> **AIM**: Every record should be written out exactly, with the pictures left out.

> **RECORDS**:
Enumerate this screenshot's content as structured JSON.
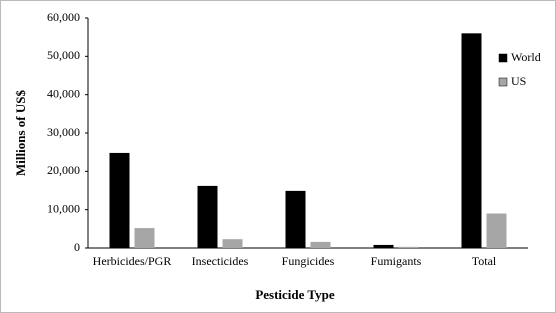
{
  "chart_data": {
    "type": "bar",
    "x_label": "Pesticide Type",
    "y_label": "Millions of US$",
    "categories": [
      "Herbicides/PGR",
      "Insecticides",
      "Fungicides",
      "Fumigants",
      "Total"
    ],
    "series": [
      {
        "name": "World",
        "color": "#000000",
        "values": [
          24800,
          16200,
          14900,
          800,
          56000
        ]
      },
      {
        "name": "US",
        "color": "#a6a6a6",
        "values": [
          5200,
          2300,
          1600,
          300,
          9000
        ]
      }
    ],
    "ylim": [
      0,
      60000
    ],
    "yticks": [
      0,
      {
        "value": 10000,
        "label": "10,000"
      },
      {
        "value": 20000,
        "label": "20,000"
      },
      {
        "value": 30000,
        "label": "30,000"
      },
      {
        "value": 40000,
        "label": "40,000"
      },
      {
        "value": 50000,
        "label": "50,000"
      },
      {
        "value": 60000,
        "label": "60,000"
      }
    ],
    "legend": "right"
  }
}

> **TASK RESULT**:
Enumerate this screenshot's content as structured JSON.
{
  "chart_data": {
    "type": "bar",
    "x_label": "Pesticide Type",
    "y_label": "Millions of US$",
    "categories": [
      "Herbicides/PGR",
      "Insecticides",
      "Fungicides",
      "Fumigants",
      "Total"
    ],
    "series": [
      {
        "name": "World",
        "color": "#000000",
        "values": [
          24800,
          16200,
          14900,
          800,
          56000
        ]
      },
      {
        "name": "US",
        "color": "#a6a6a6",
        "values": [
          5200,
          2300,
          1600,
          300,
          9000
        ]
      }
    ],
    "ylim": [
      0,
      60000
    ],
    "yticks": [
      0,
      {
        "value": 10000,
        "label": "10,000"
      },
      {
        "value": 20000,
        "label": "20,000"
      },
      {
        "value": 30000,
        "label": "30,000"
      },
      {
        "value": 40000,
        "label": "40,000"
      },
      {
        "value": 50000,
        "label": "50,000"
      },
      {
        "value": 60000,
        "label": "60,000"
      }
    ],
    "legend": "right"
  }
}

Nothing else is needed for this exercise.